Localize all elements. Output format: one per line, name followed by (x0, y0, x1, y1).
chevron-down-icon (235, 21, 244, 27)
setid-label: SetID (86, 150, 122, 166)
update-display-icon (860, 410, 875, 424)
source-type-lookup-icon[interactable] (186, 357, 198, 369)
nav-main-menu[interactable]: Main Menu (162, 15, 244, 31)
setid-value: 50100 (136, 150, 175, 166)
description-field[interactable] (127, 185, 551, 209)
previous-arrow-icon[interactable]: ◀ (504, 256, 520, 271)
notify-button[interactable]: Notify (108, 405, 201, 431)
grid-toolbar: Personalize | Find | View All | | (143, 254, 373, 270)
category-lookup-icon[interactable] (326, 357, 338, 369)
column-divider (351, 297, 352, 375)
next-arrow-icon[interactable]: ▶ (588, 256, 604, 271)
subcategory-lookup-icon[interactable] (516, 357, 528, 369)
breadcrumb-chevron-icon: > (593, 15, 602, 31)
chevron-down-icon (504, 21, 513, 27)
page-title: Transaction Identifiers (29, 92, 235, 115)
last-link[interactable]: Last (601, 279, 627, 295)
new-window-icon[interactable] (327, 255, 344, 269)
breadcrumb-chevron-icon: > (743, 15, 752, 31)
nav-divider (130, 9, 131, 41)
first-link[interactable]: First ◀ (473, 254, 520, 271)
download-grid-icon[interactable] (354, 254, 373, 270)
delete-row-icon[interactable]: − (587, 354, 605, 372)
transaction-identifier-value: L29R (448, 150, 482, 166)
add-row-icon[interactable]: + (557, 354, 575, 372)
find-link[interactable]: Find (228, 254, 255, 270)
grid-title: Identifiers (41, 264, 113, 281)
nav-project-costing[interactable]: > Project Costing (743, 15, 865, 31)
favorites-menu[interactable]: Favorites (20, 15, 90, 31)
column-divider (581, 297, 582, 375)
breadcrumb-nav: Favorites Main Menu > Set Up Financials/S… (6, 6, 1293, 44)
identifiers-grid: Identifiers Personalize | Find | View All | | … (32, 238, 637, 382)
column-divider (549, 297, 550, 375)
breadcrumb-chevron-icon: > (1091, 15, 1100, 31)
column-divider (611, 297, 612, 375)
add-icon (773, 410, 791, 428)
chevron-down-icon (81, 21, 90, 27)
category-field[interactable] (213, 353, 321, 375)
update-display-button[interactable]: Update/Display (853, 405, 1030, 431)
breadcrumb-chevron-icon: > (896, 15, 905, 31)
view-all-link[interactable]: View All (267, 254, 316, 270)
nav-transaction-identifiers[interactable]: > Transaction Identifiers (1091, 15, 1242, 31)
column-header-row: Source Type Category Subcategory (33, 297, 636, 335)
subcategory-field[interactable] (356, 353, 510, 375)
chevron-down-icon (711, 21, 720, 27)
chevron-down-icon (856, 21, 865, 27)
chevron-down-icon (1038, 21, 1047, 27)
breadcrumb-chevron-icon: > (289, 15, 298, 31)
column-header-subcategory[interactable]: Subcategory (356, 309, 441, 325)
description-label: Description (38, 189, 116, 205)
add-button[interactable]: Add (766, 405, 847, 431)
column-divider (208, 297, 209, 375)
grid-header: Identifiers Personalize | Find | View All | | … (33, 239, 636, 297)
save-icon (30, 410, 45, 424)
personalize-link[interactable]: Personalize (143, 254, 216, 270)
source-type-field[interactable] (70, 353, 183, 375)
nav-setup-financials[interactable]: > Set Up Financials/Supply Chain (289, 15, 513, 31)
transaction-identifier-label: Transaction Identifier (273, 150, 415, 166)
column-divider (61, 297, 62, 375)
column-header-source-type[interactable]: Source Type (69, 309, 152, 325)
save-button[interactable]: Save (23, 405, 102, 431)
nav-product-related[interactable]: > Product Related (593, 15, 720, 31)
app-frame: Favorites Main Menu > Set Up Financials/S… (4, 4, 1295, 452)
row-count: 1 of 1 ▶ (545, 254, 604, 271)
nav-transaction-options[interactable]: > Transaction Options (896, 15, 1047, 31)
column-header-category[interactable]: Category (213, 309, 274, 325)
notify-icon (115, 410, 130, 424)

======

* [Aim of the task]
Can you print every line of the records above again, unchanged and in the same order?

* [Answer in full]
Localize all elements. Output format: one per line, name followed by (x0, y0, x1, y1).
chevron-down-icon (235, 21, 244, 27)
setid-label: SetID (86, 150, 122, 166)
update-display-icon (860, 410, 875, 424)
source-type-lookup-icon[interactable] (186, 357, 198, 369)
nav-main-menu[interactable]: Main Menu (162, 15, 244, 31)
setid-value: 50100 (136, 150, 175, 166)
description-field[interactable] (127, 185, 551, 209)
previous-arrow-icon[interactable]: ◀ (504, 256, 520, 271)
notify-button[interactable]: Notify (108, 405, 201, 431)
grid-toolbar: Personalize | Find | View All | | (143, 254, 373, 270)
category-lookup-icon[interactable] (326, 357, 338, 369)
column-divider (351, 297, 352, 375)
next-arrow-icon[interactable]: ▶ (588, 256, 604, 271)
subcategory-lookup-icon[interactable] (516, 357, 528, 369)
breadcrumb-chevron-icon: > (593, 15, 602, 31)
chevron-down-icon (504, 21, 513, 27)
page-title: Transaction Identifiers (29, 92, 235, 115)
last-link[interactable]: Last (601, 279, 627, 295)
new-window-icon[interactable] (327, 255, 344, 269)
breadcrumb-chevron-icon: > (743, 15, 752, 31)
nav-divider (130, 9, 131, 41)
first-link[interactable]: First ◀ (473, 254, 520, 271)
download-grid-icon[interactable] (354, 254, 373, 270)
delete-row-icon[interactable]: − (587, 354, 605, 372)
transaction-identifier-value: L29R (448, 150, 482, 166)
add-row-icon[interactable]: + (557, 354, 575, 372)
find-link[interactable]: Find (228, 254, 255, 270)
grid-title: Identifiers (41, 264, 113, 281)
nav-project-costing[interactable]: > Project Costing (743, 15, 865, 31)
favorites-menu[interactable]: Favorites (20, 15, 90, 31)
column-divider (581, 297, 582, 375)
breadcrumb-nav: Favorites Main Menu > Set Up Financials/S… (6, 6, 1293, 44)
identifiers-grid: Identifiers Personalize | Find | View All | | … (32, 238, 637, 382)
column-divider (549, 297, 550, 375)
breadcrumb-chevron-icon: > (1091, 15, 1100, 31)
column-divider (611, 297, 612, 375)
add-icon (773, 410, 791, 428)
chevron-down-icon (81, 21, 90, 27)
category-field[interactable] (213, 353, 321, 375)
update-display-button[interactable]: Update/Display (853, 405, 1030, 431)
breadcrumb-chevron-icon: > (896, 15, 905, 31)
view-all-link[interactable]: View All (267, 254, 316, 270)
nav-transaction-identifiers[interactable]: > Transaction Identifiers (1091, 15, 1242, 31)
column-header-row: Source Type Category Subcategory (33, 297, 636, 335)
subcategory-field[interactable] (356, 353, 510, 375)
chevron-down-icon (711, 21, 720, 27)
chevron-down-icon (856, 21, 865, 27)
chevron-down-icon (1038, 21, 1047, 27)
breadcrumb-chevron-icon: > (289, 15, 298, 31)
column-header-subcategory[interactable]: Subcategory (356, 309, 441, 325)
description-label: Description (38, 189, 116, 205)
add-button[interactable]: Add (766, 405, 847, 431)
column-divider (208, 297, 209, 375)
grid-header: Identifiers Personalize | Find | View All | | … (33, 239, 636, 297)
save-icon (30, 410, 45, 424)
personalize-link[interactable]: Personalize (143, 254, 216, 270)
source-type-field[interactable] (70, 353, 183, 375)
nav-setup-financials[interactable]: > Set Up Financials/Supply Chain (289, 15, 513, 31)
transaction-identifier-label: Transaction Identifier (273, 150, 415, 166)
column-divider (61, 297, 62, 375)
column-header-source-type[interactable]: Source Type (69, 309, 152, 325)
save-button[interactable]: Save (23, 405, 102, 431)
nav-product-related[interactable]: > Product Related (593, 15, 720, 31)
app-frame: Favorites Main Menu > Set Up Financials/S… (4, 4, 1295, 452)
row-count: 1 of 1 ▶ (545, 254, 604, 271)
nav-transaction-options[interactable]: > Transaction Options (896, 15, 1047, 31)
column-header-category[interactable]: Category (213, 309, 274, 325)
notify-icon (115, 410, 130, 424)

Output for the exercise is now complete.